Page element annotations:
--
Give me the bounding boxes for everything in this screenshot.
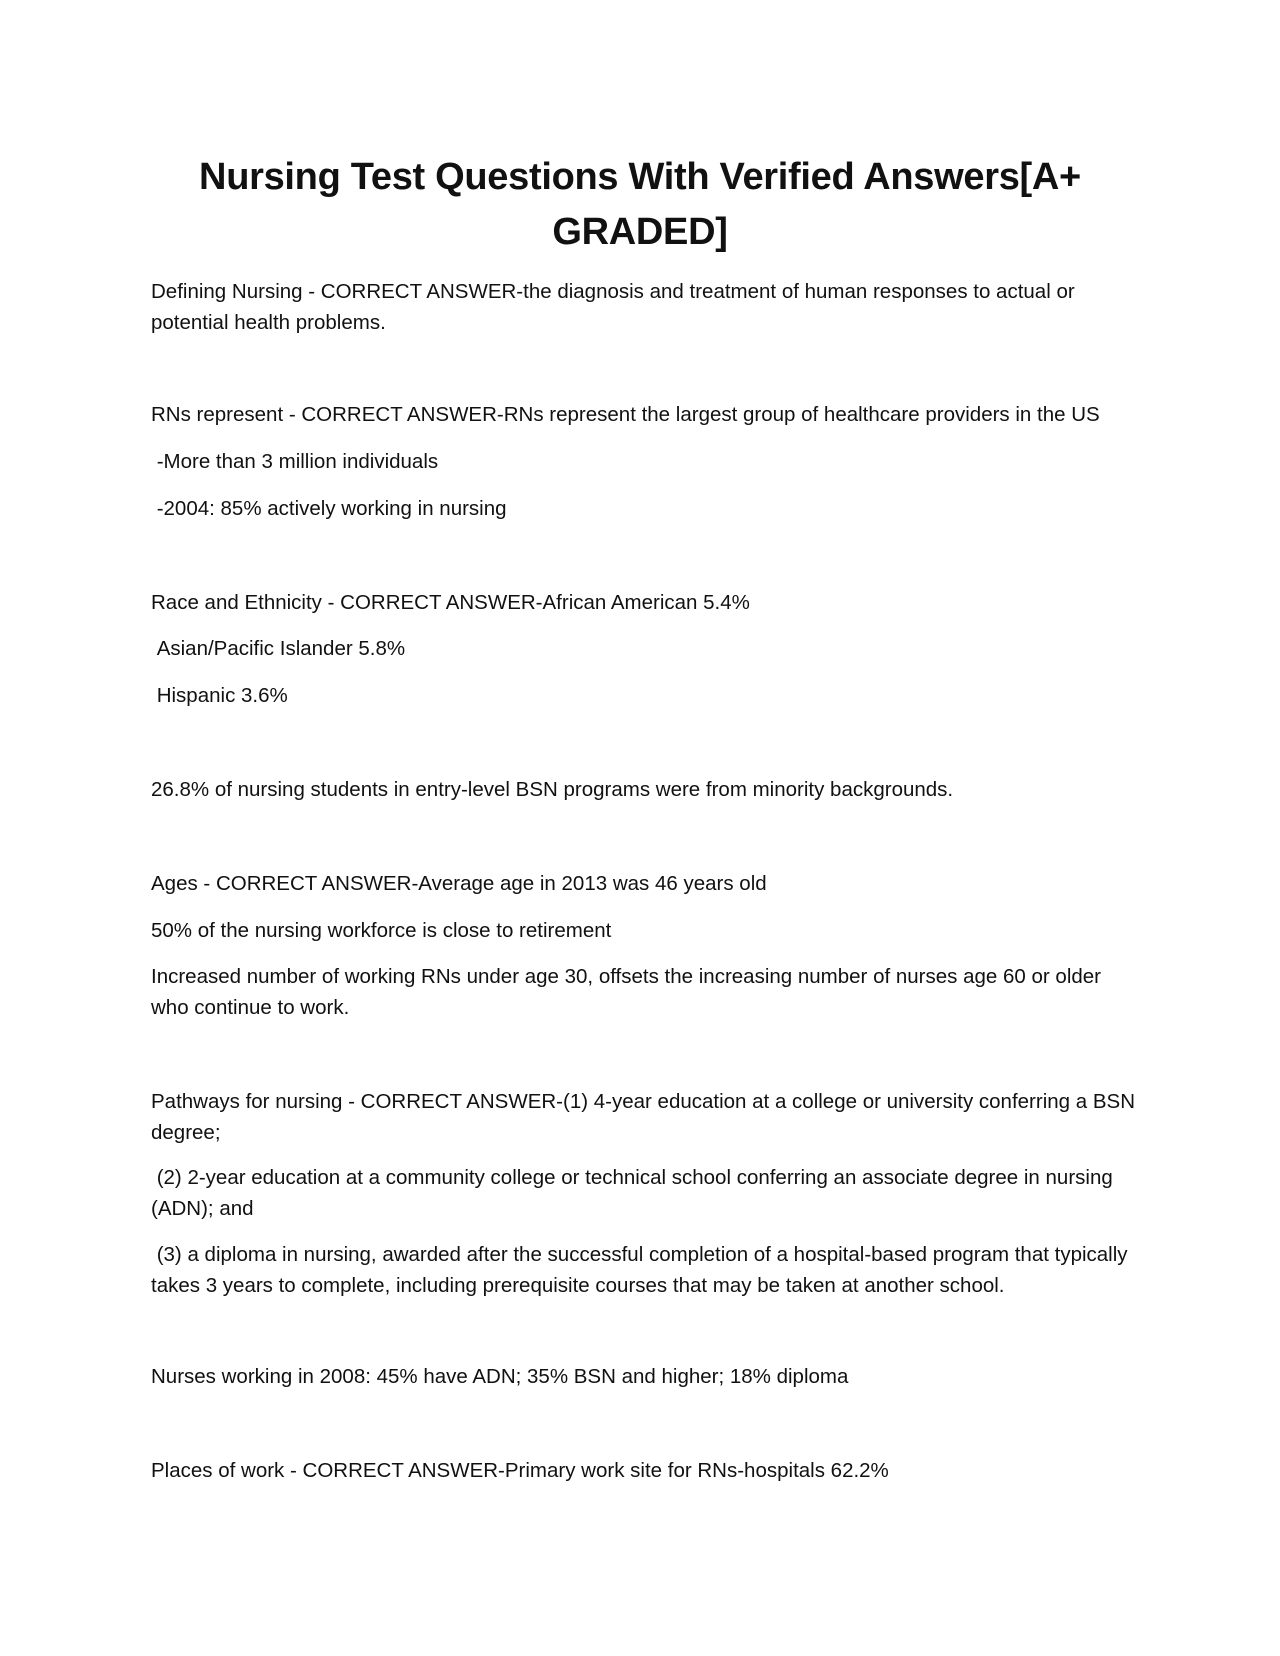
paragraph-pathway-diploma: (3) a diploma in nursing, awarded after the successful completion of a hospital-based program that typically takes 3 years to complete, including prerequisite courses that may be taken at another school. (151, 1243, 1134, 1297)
paragraph-race-ethnicity: Race and Ethnicity - CORRECT ANSWER-African American 5.4% (151, 591, 750, 614)
paragraph-nurses-2008: Nurses working in 2008: 45% have ADN; 35% BSN and higher; 18% diploma (151, 1365, 849, 1388)
paragraph-rns-represent: RNs represent - CORRECT ANSWER-RNs represent the largest group of healthcare providers in the US (151, 403, 1100, 426)
paragraph-minority-students: 26.8% of nursing students in entry-level BSN programs were from minority backgrounds. (151, 778, 954, 801)
paragraph-under-30: Increased number of working RNs under age 30, offsets the increasing number of nurses age 60 or older who continue to work. (151, 965, 1107, 1019)
paragraph-rns-2004: -2004: 85% actively working in nursing (151, 497, 507, 520)
paragraph-rns-count: -More than 3 million individuals (151, 450, 439, 473)
paragraph-retirement: 50% of the nursing workforce is close to retirement (151, 919, 612, 942)
paragraph-pathway-adn: (2) 2-year education at a community college or technical school conferring an associate degree in nursing (ADN); and (151, 1166, 1119, 1220)
paragraph-hispanic: Hispanic 3.6% (151, 684, 288, 707)
paragraph-asian-pacific: Asian/Pacific Islander 5.8% (151, 637, 406, 660)
paragraph-ages: Ages - CORRECT ANSWER-Average age in 2013 was 46 years old (151, 872, 767, 895)
document-title: Nursing Test Questions With Verified Answers[A+ GRADED] (199, 156, 1081, 253)
paragraph-pathways: Pathways for nursing - CORRECT ANSWER-(1) 4-year education at a college or university conferring a BSN degree; (151, 1090, 1141, 1144)
paragraph-places-of-work: Places of work - CORRECT ANSWER-Primary work site for RNs-hospitals 62.2% (151, 1459, 889, 1482)
paragraph-defining-nursing: Defining Nursing - CORRECT ANSWER-the diagnosis and treatment of human responses to actual or potential health problems. (151, 280, 1081, 334)
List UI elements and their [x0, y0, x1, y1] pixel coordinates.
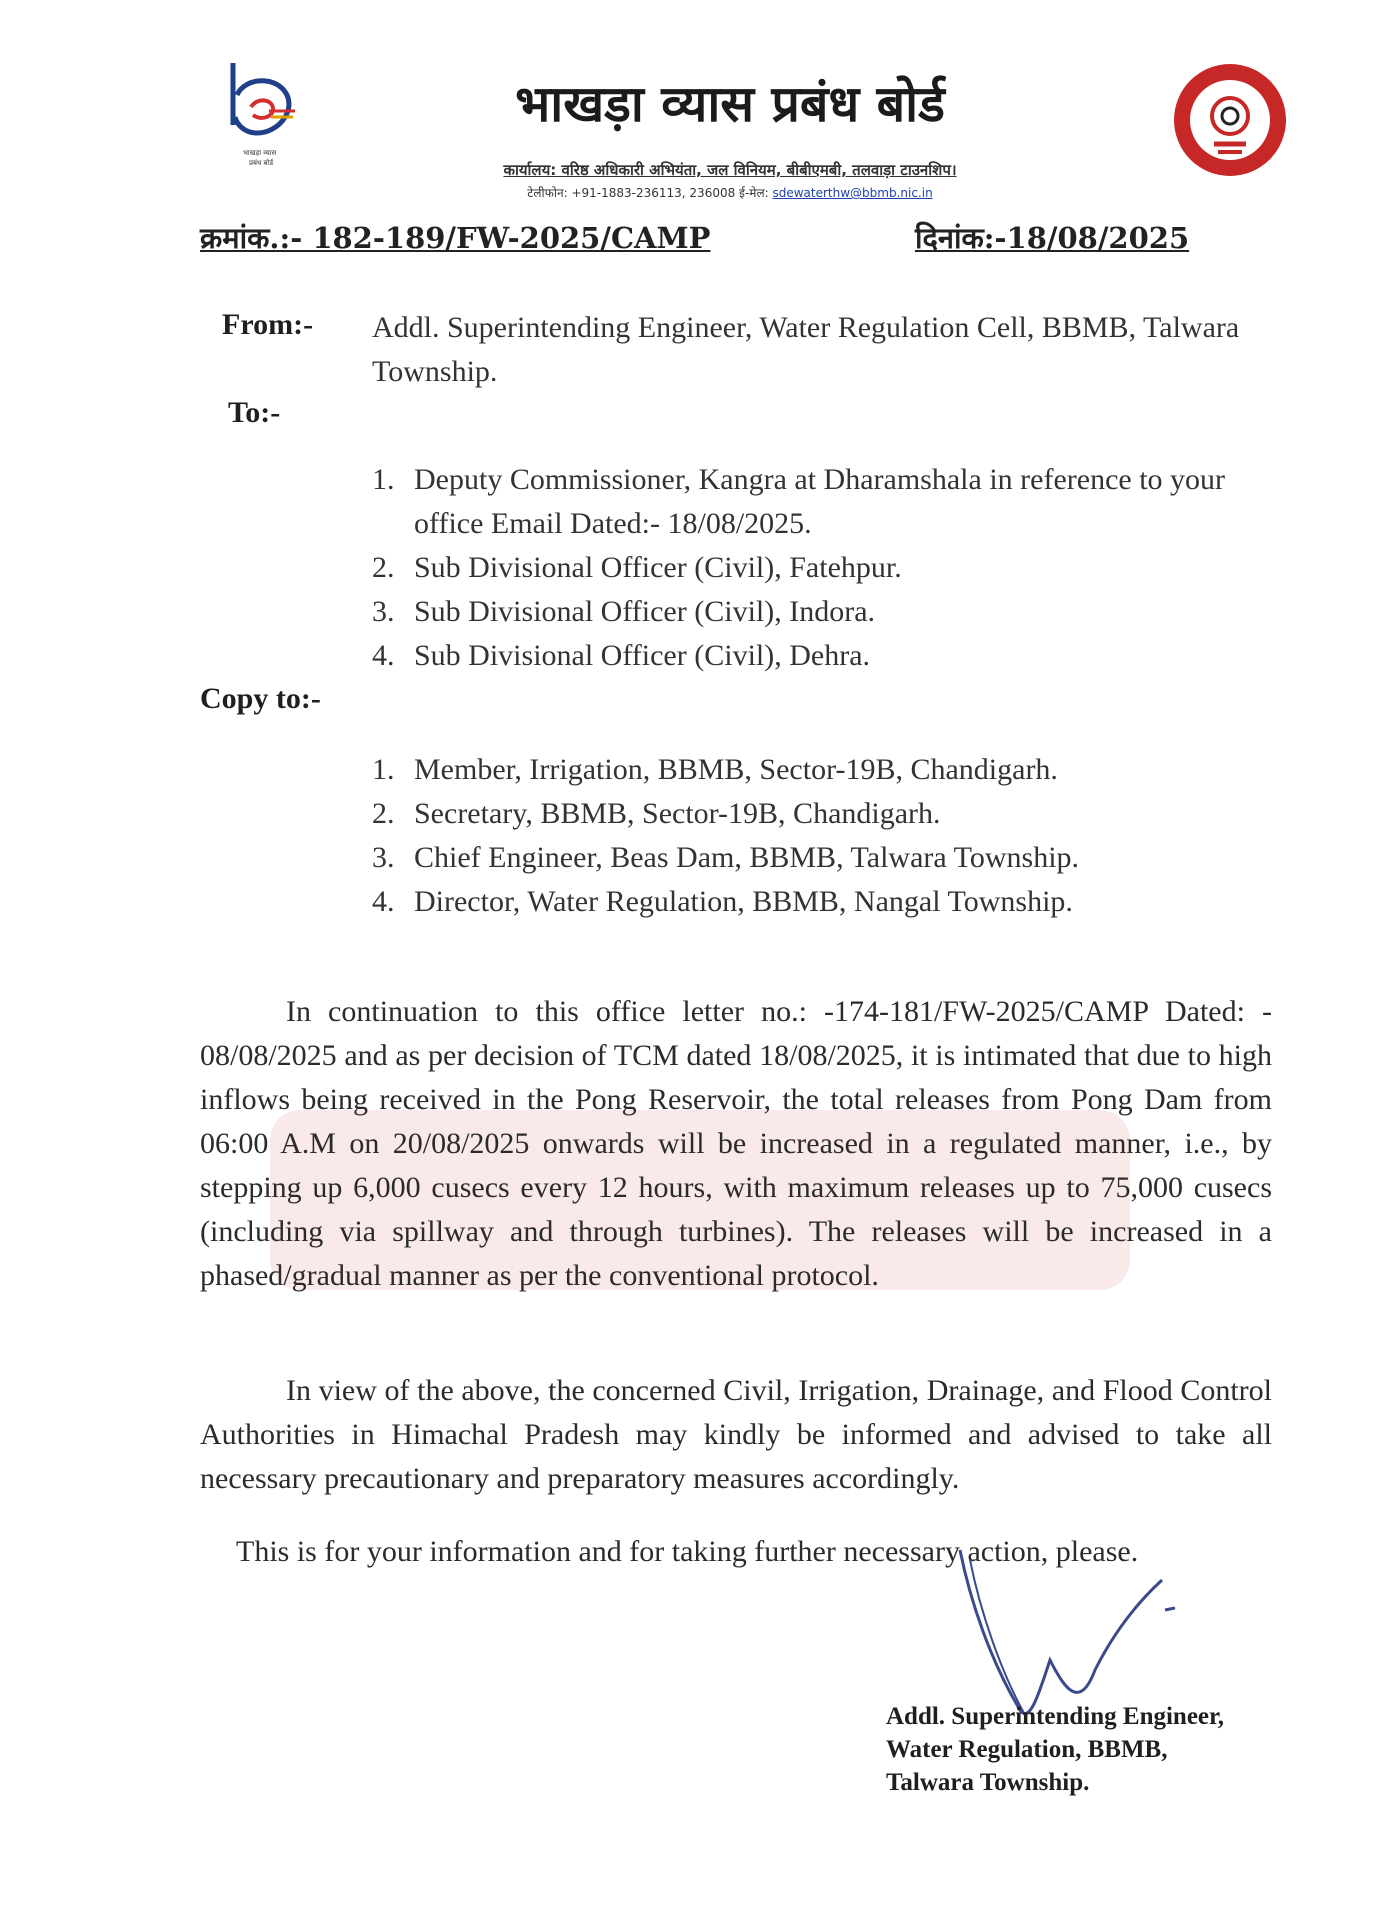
--
Requirement: Write out all the rows again, swapping every "CORRECT ANSWER" for "ANSWER KEY" and changing nothing else, and leave the pictures out.

Exercise answer:
Give me the bounding boxes for everything in this screenshot.
paragraph-pathway-diploma: (3) a diploma in nursing, awarded after the successful completion of a hospital-based program that typically takes 3 years to complete, including prerequisite courses that may be taken at another school. (151, 1243, 1134, 1297)
paragraph-race-ethnicity: Race and Ethnicity - ANSWER KEY-African American 5.4% (151, 591, 750, 614)
paragraph-nurses-2008: Nurses working in 2008: 45% have ADN; 35% BSN and higher; 18% diploma (151, 1365, 849, 1388)
paragraph-rns-represent: RNs represent - ANSWER KEY-RNs represent the largest group of healthcare providers in the US (151, 403, 1100, 426)
paragraph-minority-students: 26.8% of nursing students in entry-level BSN programs were from minority backgrounds. (151, 778, 954, 801)
paragraph-under-30: Increased number of working RNs under age 30, offsets the increasing number of nurses age 60 or older who continue to work. (151, 965, 1107, 1019)
paragraph-rns-2004: -2004: 85% actively working in nursing (151, 497, 507, 520)
paragraph-rns-count: -More than 3 million individuals (151, 450, 439, 473)
paragraph-retirement: 50% of the nursing workforce is close to retirement (151, 919, 612, 942)
paragraph-pathway-adn: (2) 2-year education at a community college or technical school conferring an associate degree in nursing (ADN); and (151, 1166, 1119, 1220)
paragraph-hispanic: Hispanic 3.6% (151, 684, 288, 707)
paragraph-asian-pacific: Asian/Pacific Islander 5.8% (151, 637, 406, 660)
paragraph-ages: Ages - ANSWER KEY-Average age in 2013 was 46 years old (151, 872, 767, 895)
document-title: Nursing Test Questions With Verified Answers[A+ GRADED] (199, 156, 1081, 253)
paragraph-pathways: Pathways for nursing - ANSWER KEY-(1) 4-year education at a college or university conferring a BSN degree; (151, 1090, 1141, 1144)
paragraph-places-of-work: Places of work - ANSWER KEY-Primary work site for RNs-hospitals 62.2% (151, 1459, 889, 1482)
paragraph-defining-nursing: Defining Nursing - ANSWER KEY-the diagnosis and treatment of human responses to actual or potential health problems. (151, 280, 1081, 334)
List UI elements and their [x0, y0, x1, y1] pixel coordinates.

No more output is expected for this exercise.